Extract every line of the material that holds the string "蒸腾强度越大".

- - -

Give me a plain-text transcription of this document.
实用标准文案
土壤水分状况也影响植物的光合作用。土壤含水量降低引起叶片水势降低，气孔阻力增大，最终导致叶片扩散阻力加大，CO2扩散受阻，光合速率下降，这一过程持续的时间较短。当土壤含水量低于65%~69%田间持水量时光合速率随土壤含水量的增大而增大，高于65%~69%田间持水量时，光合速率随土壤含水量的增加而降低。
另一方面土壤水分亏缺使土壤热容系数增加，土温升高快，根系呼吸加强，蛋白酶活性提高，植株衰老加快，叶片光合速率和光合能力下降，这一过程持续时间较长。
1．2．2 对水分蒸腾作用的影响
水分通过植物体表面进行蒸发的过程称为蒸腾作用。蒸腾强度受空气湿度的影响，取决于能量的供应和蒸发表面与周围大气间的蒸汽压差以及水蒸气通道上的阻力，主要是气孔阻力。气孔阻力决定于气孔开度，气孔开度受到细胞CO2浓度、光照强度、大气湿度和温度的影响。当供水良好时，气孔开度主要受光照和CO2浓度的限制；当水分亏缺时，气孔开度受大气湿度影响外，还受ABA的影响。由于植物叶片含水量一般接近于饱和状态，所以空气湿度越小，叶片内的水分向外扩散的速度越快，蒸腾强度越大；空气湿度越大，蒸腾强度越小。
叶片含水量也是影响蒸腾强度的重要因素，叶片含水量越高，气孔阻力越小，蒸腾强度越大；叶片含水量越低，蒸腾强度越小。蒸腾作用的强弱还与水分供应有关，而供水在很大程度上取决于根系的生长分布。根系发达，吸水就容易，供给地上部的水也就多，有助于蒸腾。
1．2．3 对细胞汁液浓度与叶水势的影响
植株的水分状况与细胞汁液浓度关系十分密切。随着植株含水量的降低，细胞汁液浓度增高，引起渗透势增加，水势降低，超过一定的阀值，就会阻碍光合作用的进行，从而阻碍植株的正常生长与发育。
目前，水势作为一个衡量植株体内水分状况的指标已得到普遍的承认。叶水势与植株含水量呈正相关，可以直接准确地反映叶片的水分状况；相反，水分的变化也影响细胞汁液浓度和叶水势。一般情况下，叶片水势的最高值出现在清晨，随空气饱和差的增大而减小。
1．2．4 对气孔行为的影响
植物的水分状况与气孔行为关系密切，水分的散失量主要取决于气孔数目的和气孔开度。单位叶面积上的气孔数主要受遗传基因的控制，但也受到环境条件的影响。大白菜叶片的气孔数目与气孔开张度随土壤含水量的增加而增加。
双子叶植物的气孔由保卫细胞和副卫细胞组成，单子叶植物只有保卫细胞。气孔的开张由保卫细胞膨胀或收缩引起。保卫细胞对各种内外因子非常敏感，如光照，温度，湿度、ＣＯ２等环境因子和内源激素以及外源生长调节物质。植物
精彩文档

- - -

▶ _Answer below_
水分通过植物体表面进行蒸发的过程称为蒸腾作用。蒸腾强度受空气湿度的影响，取决于能量的供应和蒸发表面与周围大气间的蒸汽压差以及水蒸气通道上的阻力，主要是气孔阻力。气孔阻力决定于气孔开度，气孔开度受到细胞CO2浓度、光照强度、大气湿度和温度的影响。当供水良好时，气孔开度主要受光照和CO2浓度的限制；当水分亏缺时，气孔开度受大气湿度影响外，还受ABA的影响。由于植物叶片含水量一般接近于饱和状态，所以空气湿度越小，叶片内的水分向外扩散的速度越快，蒸腾强度越大；空气湿度越大，蒸腾强度越小。
叶片含水量也是影响蒸腾强度的重要因素，叶片含水量越高，气孔阻力越小，蒸腾强度越大；叶片含水量越低，蒸腾强度越小。蒸腾作用的强弱还与水分供应有关，而供水在很大程度上取决于根系的生长分布。根系发达，吸水就容易，供给地上部的水也就多，有助于蒸腾。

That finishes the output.